* begin Records to process *

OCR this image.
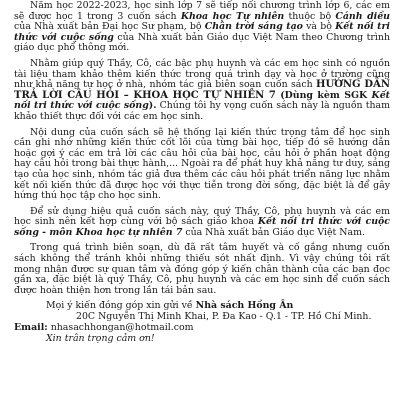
Năm học 2022-2023, học sinh lớp 7 sẽ tiếp nối chương trình lớp 6, các em sẽ được học 1 trong 3 cuốn sách Khoa học Tự nhiên thuộc bộ Cánh diều của Nhà xuất bản Đại học Sư phạm, bộ Chân trời sáng tạo và bộ Kết nối tri thức với cuộc sống của Nhà xuất bản Giáo dục Việt Nam theo Chương trình giáo dục phổ thông mới.

Nhằm giúp quý Thầy, Cô, các bậc phụ huynh và các em học sinh có nguồn tài liệu tham khảo thêm kiến thức trong quá trình dạy và học ở trường cũng như khả năng tự học ở nhà, nhóm tác giả biên soạn cuốn sách HƯỚNG DẪN TRẢ LỜI CÂU HỎI – KHOA HỌC TỰ NHIÊN 7 (Dùng kèm SGK Kết nối tri thức với cuộc sống). Chúng tôi hy vọng cuốn sách này là nguồn tham khảo thiết thực đối với các em học sinh.

Nội dung của cuốn sách sẽ hệ thống lại kiến thức trọng tâm để học sinh cần ghi nhớ những kiến thức cốt lõi của từng bài học, tiếp đó sẽ hướng dẫn hoặc gợi ý các em trả lời các câu hỏi của bài học, câu hỏi ở phần hoạt động hay câu hỏi trong bài thực hành,... Ngoài ra để phát huy khả năng tư duy, sáng tạo của học sinh, nhóm tác giả đưa thêm các câu hỏi phát triển năng lực nhằm kết nối kiến thức đã được học với thực tiễn trong đời sống, đặc biệt là để gây hứng thú học tập cho học sinh.

Để sử dụng hiệu quả cuốn sách này, quý Thầy, Cô, phụ huynh và các em học sinh nên kết hợp cùng với bộ sách giáo khoa Kết nối tri thức với cuộc sống - môn Khoa học tự nhiên 7 của Nhà xuất bản Giáo dục Việt Nam.

Trong quá trình biên soạn, dù đã rất tâm huyết và cố gắng nhưng cuốn sách không thể tránh khỏi những thiếu sót nhất định. Vì vậy chúng tôi rất mong nhận được sự quan tâm và đóng góp ý kiến chân thành của các bạn đọc gần xa, đặc biệt là quý Thầy, Cô, phụ huynh và các em học sinh để cuốn sách được hoàn thiện hơn trong lần tái bản sau.

Mọi ý kiến đóng góp xin gửi về Nhà sách Hồng Ân
20C Nguyễn Thị Minh Khai, P. Đa Kao - Q.1 - TP. Hồ Chí Minh.
Email: nhasachhongan@hotmail.com
Xin trân trọng cảm ơn!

* end Records to process *

Return a copy of every line that includes the word "nhóm".

Nhằm giúp quý Thầy, Cô, các bậc phụ huynh và các em học sinh có nguồn tài liệu tham khảo thêm kiến thức trong quá trình dạy và học ở trường cũng như khả năng tự học ở nhà, nhóm tác giả biên soạn cuốn sách HƯỚNG DẪN TRẢ LỜI CÂU HỎI – KHOA HỌC TỰ NHIÊN 7 (Dùng kèm SGK Kết nối tri thức với cuộc sống). Chúng tôi hy vọng cuốn sách này là nguồn tham khảo thiết thực đối với các em học sinh.
Nội dung của cuốn sách sẽ hệ thống lại kiến thức trọng tâm để học sinh cần ghi nhớ những kiến thức cốt lõi của từng bài học, tiếp đó sẽ hướng dẫn hoặc gợi ý các em trả lời các câu hỏi của bài học, câu hỏi ở phần hoạt động hay câu hỏi trong bài thực hành,... Ngoài ra để phát huy khả năng tư duy, sáng tạo của học sinh, nhóm tác giả đưa thêm các câu hỏi phát triển năng lực nhằm kết nối kiến thức đã được học với thực tiễn trong đời sống, đặc biệt là để gây hứng thú học tập cho học sinh.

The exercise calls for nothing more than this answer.